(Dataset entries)
:::::

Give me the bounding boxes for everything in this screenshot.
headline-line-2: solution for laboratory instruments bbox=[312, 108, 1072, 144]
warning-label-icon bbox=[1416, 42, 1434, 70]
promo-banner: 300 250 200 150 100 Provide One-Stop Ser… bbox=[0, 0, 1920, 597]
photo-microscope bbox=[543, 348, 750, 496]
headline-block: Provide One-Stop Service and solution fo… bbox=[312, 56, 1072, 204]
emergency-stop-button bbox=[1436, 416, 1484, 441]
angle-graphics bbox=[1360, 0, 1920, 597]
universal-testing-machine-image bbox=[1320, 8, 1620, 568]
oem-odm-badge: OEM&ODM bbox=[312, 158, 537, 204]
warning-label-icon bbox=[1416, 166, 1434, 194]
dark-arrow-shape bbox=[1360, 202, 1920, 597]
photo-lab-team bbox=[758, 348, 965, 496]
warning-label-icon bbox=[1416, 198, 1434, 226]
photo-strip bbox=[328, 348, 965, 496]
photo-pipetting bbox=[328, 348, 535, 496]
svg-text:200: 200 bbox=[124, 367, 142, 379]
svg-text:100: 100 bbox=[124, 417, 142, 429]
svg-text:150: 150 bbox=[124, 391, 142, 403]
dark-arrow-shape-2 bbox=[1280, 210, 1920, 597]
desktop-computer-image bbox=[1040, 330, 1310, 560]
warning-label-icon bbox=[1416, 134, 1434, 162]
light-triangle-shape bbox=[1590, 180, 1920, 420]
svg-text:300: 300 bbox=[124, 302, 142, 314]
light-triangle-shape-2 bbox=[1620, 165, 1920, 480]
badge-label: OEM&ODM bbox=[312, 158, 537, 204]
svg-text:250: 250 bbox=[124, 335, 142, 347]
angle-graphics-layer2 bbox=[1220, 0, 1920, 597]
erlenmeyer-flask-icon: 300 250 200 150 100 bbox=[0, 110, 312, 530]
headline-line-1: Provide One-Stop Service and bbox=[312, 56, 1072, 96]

:::::

Copy out the entries word for word, from the first line down to and including the line that contains "headline-block: Provide One-Stop".

Give me the bounding boxes for everything in this screenshot.
headline-line-2: solution for laboratory instruments bbox=[312, 108, 1072, 144]
warning-label-icon bbox=[1416, 42, 1434, 70]
promo-banner: 300 250 200 150 100 Provide One-Stop Ser… bbox=[0, 0, 1920, 597]
photo-microscope bbox=[543, 348, 750, 496]
headline-block: Provide One-Stop Service and solution fo… bbox=[312, 56, 1072, 204]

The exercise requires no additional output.